What to produce – Could you write out the records below exactly as they appear?
-*-*-
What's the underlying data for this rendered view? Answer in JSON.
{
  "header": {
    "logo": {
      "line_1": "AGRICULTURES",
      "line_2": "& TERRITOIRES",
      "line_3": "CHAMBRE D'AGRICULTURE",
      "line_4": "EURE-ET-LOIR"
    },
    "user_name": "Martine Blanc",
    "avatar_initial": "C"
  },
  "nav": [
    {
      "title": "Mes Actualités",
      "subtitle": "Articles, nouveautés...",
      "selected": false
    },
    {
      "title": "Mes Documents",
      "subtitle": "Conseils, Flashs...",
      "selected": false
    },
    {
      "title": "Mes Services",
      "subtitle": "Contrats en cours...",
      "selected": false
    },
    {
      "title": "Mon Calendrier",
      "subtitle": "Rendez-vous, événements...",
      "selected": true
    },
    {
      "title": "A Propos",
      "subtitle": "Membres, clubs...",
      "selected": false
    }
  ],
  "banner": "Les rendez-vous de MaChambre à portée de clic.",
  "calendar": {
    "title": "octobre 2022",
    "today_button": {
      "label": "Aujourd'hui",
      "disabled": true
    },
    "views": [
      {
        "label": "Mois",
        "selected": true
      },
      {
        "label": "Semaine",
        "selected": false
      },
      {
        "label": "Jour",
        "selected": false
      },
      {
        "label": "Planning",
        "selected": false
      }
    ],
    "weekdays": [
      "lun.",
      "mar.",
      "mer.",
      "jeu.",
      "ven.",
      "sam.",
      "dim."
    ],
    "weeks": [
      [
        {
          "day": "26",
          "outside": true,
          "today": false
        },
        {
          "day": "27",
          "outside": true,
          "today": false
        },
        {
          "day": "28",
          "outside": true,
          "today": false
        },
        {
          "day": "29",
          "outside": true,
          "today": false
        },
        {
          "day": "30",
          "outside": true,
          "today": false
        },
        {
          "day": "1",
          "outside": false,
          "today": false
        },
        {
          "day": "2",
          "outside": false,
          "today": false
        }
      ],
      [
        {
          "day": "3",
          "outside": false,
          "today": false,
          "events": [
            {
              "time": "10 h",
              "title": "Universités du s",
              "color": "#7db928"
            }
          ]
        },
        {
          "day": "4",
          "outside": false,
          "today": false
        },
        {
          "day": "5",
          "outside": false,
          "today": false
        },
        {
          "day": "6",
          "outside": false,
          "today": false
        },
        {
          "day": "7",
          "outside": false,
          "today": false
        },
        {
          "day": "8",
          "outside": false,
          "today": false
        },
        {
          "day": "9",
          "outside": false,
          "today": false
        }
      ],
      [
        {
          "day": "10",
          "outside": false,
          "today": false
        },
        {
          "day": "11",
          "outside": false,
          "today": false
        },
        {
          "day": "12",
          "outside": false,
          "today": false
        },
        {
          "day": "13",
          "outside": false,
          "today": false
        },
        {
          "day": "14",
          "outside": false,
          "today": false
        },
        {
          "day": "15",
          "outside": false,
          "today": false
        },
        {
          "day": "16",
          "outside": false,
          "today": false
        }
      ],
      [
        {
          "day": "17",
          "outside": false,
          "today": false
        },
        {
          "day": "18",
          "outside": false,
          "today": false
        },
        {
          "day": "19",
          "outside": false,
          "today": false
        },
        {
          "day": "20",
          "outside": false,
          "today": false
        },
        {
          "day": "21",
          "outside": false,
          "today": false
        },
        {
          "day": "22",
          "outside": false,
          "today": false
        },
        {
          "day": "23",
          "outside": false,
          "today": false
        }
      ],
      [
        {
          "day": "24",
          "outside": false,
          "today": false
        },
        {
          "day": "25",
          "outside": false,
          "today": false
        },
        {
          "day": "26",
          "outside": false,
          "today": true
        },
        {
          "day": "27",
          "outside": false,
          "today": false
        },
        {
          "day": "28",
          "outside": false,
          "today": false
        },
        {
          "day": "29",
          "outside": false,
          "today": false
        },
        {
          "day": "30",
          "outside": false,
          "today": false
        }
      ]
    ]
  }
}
-*-*-
Written answer –
What's the underlying data for this rendered view? Answer in JSON.
{
  "header": {
    "logo": {
      "line_1": "AGRICULTURES",
      "line_2": "& TERRITOIRES",
      "line_3": "CHAMBRE D'AGRICULTURE",
      "line_4": "EURE-ET-LOIR"
    },
    "user_name": "Martine Blanc",
    "avatar_initial": "C"
  },
  "nav": [
    {
      "title": "Mes Actualités",
      "subtitle": "Articles, nouveautés...",
      "selected": false
    },
    {
      "title": "Mes Documents",
      "subtitle": "Conseils, Flashs...",
      "selected": false
    },
    {
      "title": "Mes Services",
      "subtitle": "Contrats en cours...",
      "selected": false
    },
    {
      "title": "Mon Calendrier",
      "subtitle": "Rendez-vous, événements...",
      "selected": true
    },
    {
      "title": "A Propos",
      "subtitle": "Membres, clubs...",
      "selected": false
    }
  ],
  "banner": "Les rendez-vous de MaChambre à portée de clic.",
  "calendar": {
    "title": "octobre 2022",
    "today_button": {
      "label": "Aujourd'hui",
      "disabled": true
    },
    "views": [
      {
        "label": "Mois",
        "selected": true
      },
      {
        "label": "Semaine",
        "selected": false
      },
      {
        "label": "Jour",
        "selected": false
      },
      {
        "label": "Planning",
        "selected": false
      }
    ],
    "weekdays": [
      "lun.",
      "mar.",
      "mer.",
      "jeu.",
      "ven.",
      "sam.",
      "dim."
    ],
    "weeks": [
      [
        {
          "day": "26",
          "outside": true,
          "today": false
        },
        {
          "day": "27",
          "outside": true,
          "today": false
        },
        {
          "day": "28",
          "outside": true,
          "today": false
        },
        {
          "day": "29",
          "outside": true,
          "today": false
        },
        {
          "day": "30",
          "outside": true,
          "today": false
        },
        {
          "day": "1",
          "outside": false,
          "today": false
        },
        {
          "day": "2",
          "outside": false,
          "today": false
        }
      ],
      [
        {
          "day": "3",
          "outside": false,
          "today": false,
          "events": [
            {
              "time": "10 h",
              "title": "Universités du s",
              "color": "#7db928"
            }
          ]
        },
        {
          "day": "4",
          "outside": false,
          "today": false
        },
        {
          "day": "5",
          "outside": false,
          "today": false
        },
        {
          "day": "6",
          "outside": false,
          "today": false
        },
        {
          "day": "7",
          "outside": false,
          "today": false
        },
        {
          "day": "8",
          "outside": false,
          "today": false
        },
        {
          "day": "9",
          "outside": false,
          "today": false
        }
      ],
      [
        {
          "day": "10",
          "outside": false,
          "today": false
        },
        {
          "day": "11",
          "outside": false,
          "today": false
        },
        {
          "day": "12",
          "outside": false,
          "today": false
        },
        {
          "day": "13",
          "outside": false,
          "today": false
        },
        {
          "day": "14",
          "outside": false,
          "today": false
        },
        {
          "day": "15",
          "outside": false,
          "today": false
        },
        {
          "day": "16",
          "outside": false,
          "today": false
        }
      ],
      [
        {
          "day": "17",
          "outside": false,
          "today": false
        },
        {
          "day": "18",
          "outside": false,
          "today": false
        },
        {
          "day": "19",
          "outside": false,
          "today": false
        },
        {
          "day": "20",
          "outside": false,
          "today": false
        },
        {
          "day": "21",
          "outside": false,
          "today": false
        },
        {
          "day": "22",
          "outside": false,
          "today": false
        },
        {
          "day": "23",
          "outside": false,
          "today": false
        }
      ],
      [
        {
          "day": "24",
          "outside": false,
          "today": false
        },
        {
          "day": "25",
          "outside": false,
          "today": false
        },
        {
          "day": "26",
          "outside": false,
          "today": true
        },
        {
          "day": "27",
          "outside": false,
          "today": false
        },
        {
          "day": "28",
          "outside": false,
          "today": false
        },
        {
          "day": "29",
          "outside": false,
          "today": false
        },
        {
          "day": "30",
          "outside": false,
          "today": false
        }
      ]
    ]
  }
}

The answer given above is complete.